__REQUEST__: Pick out each line containing the string "JSON" and copy it.

__ITEMS__:
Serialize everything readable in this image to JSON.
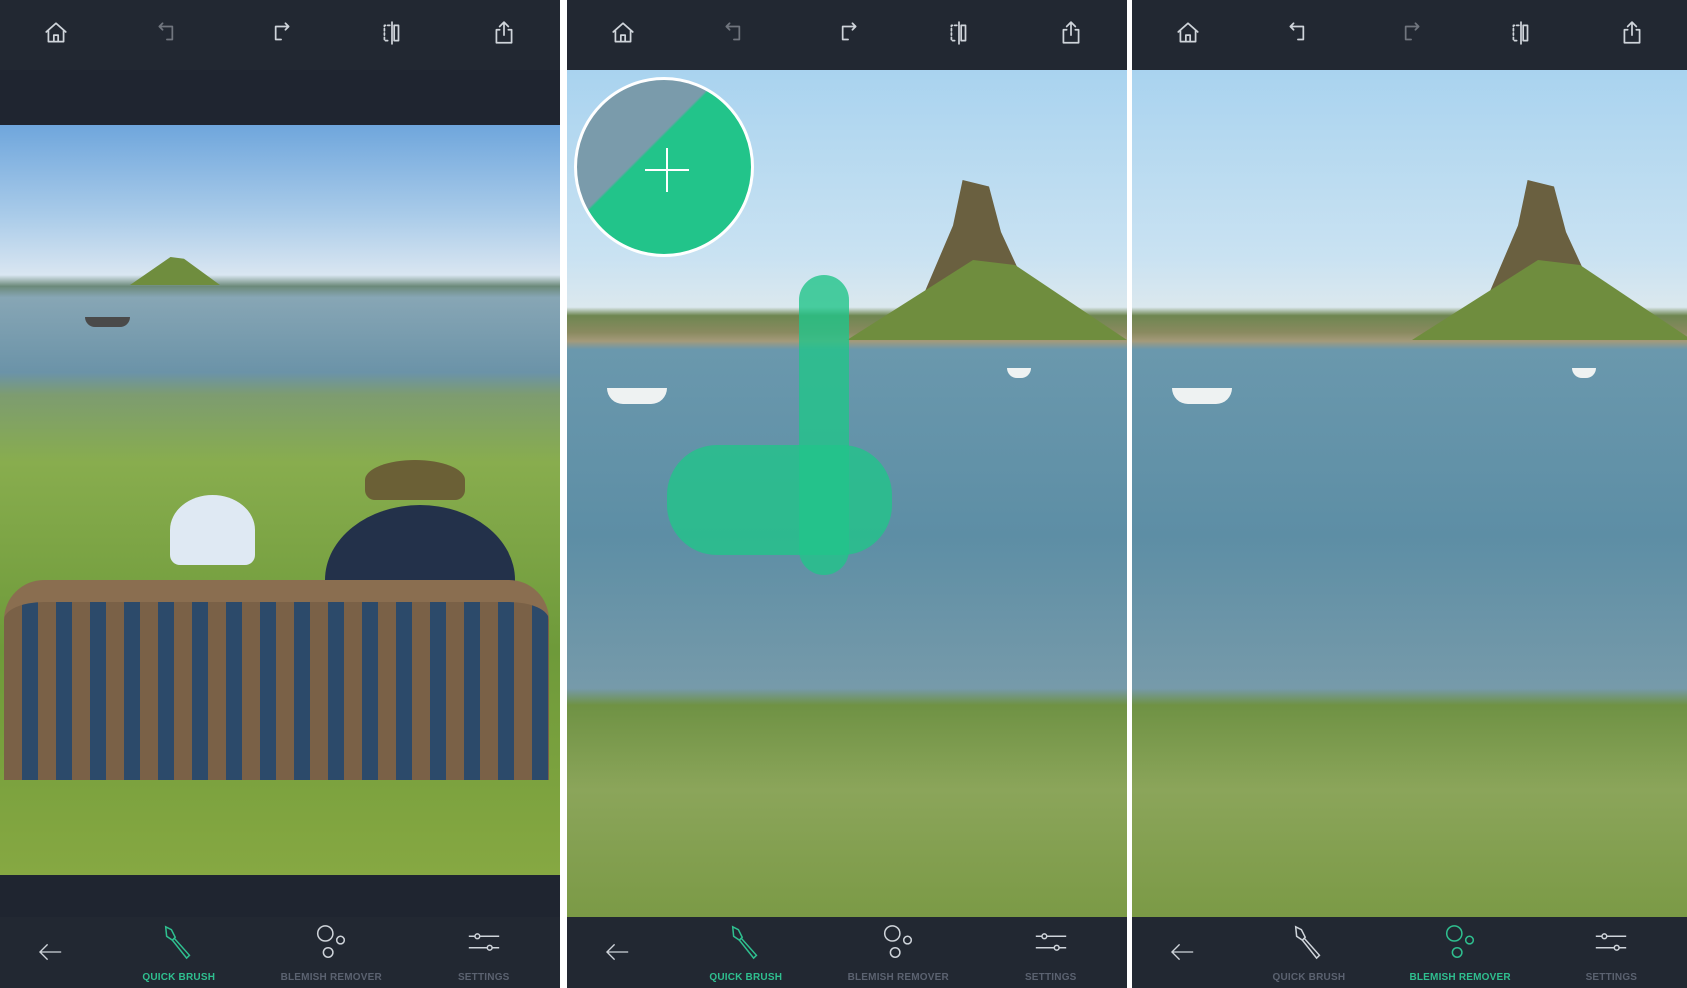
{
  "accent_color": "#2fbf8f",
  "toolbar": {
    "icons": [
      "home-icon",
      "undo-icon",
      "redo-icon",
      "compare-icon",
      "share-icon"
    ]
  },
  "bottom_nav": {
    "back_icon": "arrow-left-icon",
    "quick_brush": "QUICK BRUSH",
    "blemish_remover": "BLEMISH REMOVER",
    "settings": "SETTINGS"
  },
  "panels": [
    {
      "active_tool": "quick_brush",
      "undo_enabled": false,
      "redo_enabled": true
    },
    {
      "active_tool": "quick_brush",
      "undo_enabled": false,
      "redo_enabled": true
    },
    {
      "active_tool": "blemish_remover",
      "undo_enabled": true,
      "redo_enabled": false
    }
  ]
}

--

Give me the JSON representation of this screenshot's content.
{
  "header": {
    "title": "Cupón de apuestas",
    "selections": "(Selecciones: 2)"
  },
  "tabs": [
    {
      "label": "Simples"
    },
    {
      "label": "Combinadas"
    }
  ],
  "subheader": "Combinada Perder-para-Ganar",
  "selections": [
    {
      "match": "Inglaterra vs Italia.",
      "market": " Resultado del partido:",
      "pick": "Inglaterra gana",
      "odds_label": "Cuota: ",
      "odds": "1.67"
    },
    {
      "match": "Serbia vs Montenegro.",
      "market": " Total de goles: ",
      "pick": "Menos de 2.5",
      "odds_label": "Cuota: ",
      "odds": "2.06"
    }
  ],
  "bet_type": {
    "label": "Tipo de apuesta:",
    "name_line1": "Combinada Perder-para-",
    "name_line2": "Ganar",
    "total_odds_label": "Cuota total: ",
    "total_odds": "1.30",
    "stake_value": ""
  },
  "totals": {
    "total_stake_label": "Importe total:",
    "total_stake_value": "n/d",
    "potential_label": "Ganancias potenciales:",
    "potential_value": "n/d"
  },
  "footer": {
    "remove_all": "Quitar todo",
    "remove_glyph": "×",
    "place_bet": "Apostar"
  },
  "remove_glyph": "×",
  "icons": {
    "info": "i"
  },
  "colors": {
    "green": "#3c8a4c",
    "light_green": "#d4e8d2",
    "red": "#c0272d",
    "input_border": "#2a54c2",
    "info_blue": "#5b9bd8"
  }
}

__TASK RESULT__:
Serialize everything readable in this image to JSON.
Give me the JSON representation of this screenshot's content.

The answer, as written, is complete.